Leaving out every picture, quote the data below exactly as it appears.

:::::

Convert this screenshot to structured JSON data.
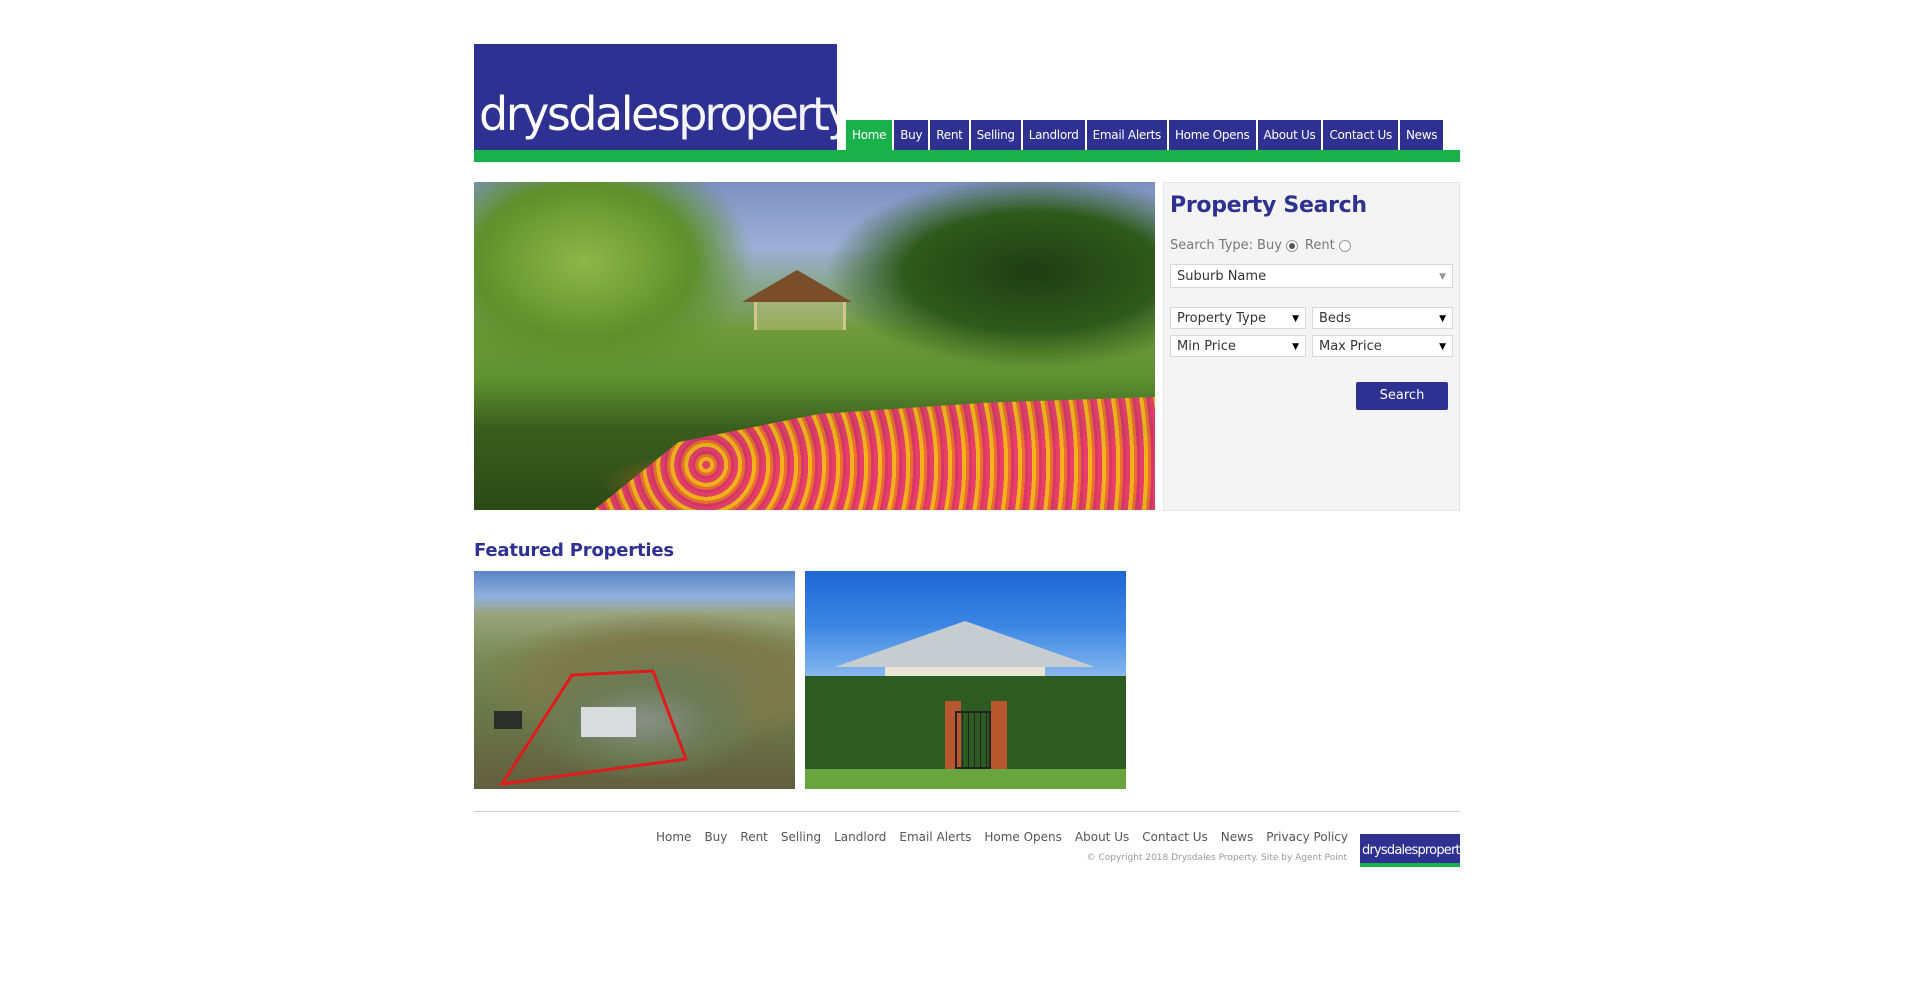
{
  "brand": {
    "logo_part1": "drysdales",
    "logo_part2": "property",
    "primary_color": "#2e3192",
    "accent_color": "#19b14a"
  },
  "nav": {
    "items": [
      "Home",
      "Buy",
      "Rent",
      "Selling",
      "Landlord",
      "Email Alerts",
      "Home Opens",
      "About Us",
      "Contact Us",
      "News"
    ],
    "active": "Home"
  },
  "search": {
    "title": "Property Search",
    "search_type_label": "Search Type:",
    "type_buy": "Buy",
    "type_rent": "Rent",
    "selected_type": "Buy",
    "suburb": "Suburb Name",
    "property_type": "Property Type",
    "beds": "Beds",
    "min_price": "Min Price",
    "max_price": "Max Price",
    "button": "Search"
  },
  "featured": {
    "title": "Featured Properties"
  },
  "footer": {
    "links": [
      "Home",
      "Buy",
      "Rent",
      "Selling",
      "Landlord",
      "Email Alerts",
      "Home Opens",
      "About Us",
      "Contact Us",
      "News",
      "Privacy Policy"
    ],
    "copyright": "© Copyright 2018 Drysdales Property. Site by Agent Point",
    "logo_part1": "drysdales",
    "logo_part2": "property"
  }
}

:::::

▶ **RESULT OF THE TASK**
Convert this screenshot to structured JSON data.
{
  "brand": {
    "logo_part1": "drysdales",
    "logo_part2": "property",
    "primary_color": "#2e3192",
    "accent_color": "#19b14a"
  },
  "nav": {
    "items": [
      "Home",
      "Buy",
      "Rent",
      "Selling",
      "Landlord",
      "Email Alerts",
      "Home Opens",
      "About Us",
      "Contact Us",
      "News"
    ],
    "active": "Home"
  },
  "search": {
    "title": "Property Search",
    "search_type_label": "Search Type:",
    "type_buy": "Buy",
    "type_rent": "Rent",
    "selected_type": "Buy",
    "suburb": "Suburb Name",
    "property_type": "Property Type",
    "beds": "Beds",
    "min_price": "Min Price",
    "max_price": "Max Price",
    "button": "Search"
  },
  "featured": {
    "title": "Featured Properties"
  },
  "footer": {
    "links": [
      "Home",
      "Buy",
      "Rent",
      "Selling",
      "Landlord",
      "Email Alerts",
      "Home Opens",
      "About Us",
      "Contact Us",
      "News",
      "Privacy Policy"
    ],
    "copyright": "© Copyright 2018 Drysdales Property. Site by Agent Point",
    "logo_part1": "drysdales",
    "logo_part2": "property"
  }
}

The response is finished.